[Set exercise]:
From the entries that follow, extract each line holding the string "Castrén".

[Data records]:
>> start

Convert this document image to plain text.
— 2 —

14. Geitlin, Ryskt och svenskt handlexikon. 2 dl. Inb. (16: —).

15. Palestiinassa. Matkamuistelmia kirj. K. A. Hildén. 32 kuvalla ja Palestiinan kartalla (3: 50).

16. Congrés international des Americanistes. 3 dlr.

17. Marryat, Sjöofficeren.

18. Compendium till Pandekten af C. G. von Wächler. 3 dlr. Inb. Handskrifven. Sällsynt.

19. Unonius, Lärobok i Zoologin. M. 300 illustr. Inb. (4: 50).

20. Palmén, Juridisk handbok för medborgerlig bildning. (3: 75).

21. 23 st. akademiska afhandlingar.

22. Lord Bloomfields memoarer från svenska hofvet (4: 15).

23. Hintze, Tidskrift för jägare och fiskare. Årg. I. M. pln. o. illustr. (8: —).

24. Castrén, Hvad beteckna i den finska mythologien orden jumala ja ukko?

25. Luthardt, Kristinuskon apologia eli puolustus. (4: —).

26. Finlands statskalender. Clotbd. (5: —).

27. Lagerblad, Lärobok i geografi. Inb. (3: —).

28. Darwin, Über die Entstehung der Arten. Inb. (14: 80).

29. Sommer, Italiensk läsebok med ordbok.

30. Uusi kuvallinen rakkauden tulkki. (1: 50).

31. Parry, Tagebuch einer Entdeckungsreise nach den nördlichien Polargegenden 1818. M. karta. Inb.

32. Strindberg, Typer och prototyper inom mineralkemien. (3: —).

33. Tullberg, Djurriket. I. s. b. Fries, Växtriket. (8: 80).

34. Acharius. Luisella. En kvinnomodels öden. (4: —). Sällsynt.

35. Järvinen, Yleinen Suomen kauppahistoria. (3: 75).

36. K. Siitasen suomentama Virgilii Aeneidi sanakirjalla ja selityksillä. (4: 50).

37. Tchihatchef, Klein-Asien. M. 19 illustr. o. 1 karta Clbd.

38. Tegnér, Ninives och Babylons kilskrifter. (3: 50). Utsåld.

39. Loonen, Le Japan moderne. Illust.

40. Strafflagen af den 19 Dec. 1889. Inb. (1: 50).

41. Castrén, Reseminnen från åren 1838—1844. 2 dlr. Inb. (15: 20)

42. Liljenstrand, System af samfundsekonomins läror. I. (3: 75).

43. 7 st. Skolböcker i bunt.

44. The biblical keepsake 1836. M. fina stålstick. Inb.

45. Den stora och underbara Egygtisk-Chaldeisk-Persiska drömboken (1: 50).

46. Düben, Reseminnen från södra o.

>> end

[Reply]:
24. Castrén, Hvad beteckna i den finska mythologien orden jumala ja ukko?
41. Castrén, Reseminnen från åren 1838—1844. 2 dlr. Inb. (15: 20)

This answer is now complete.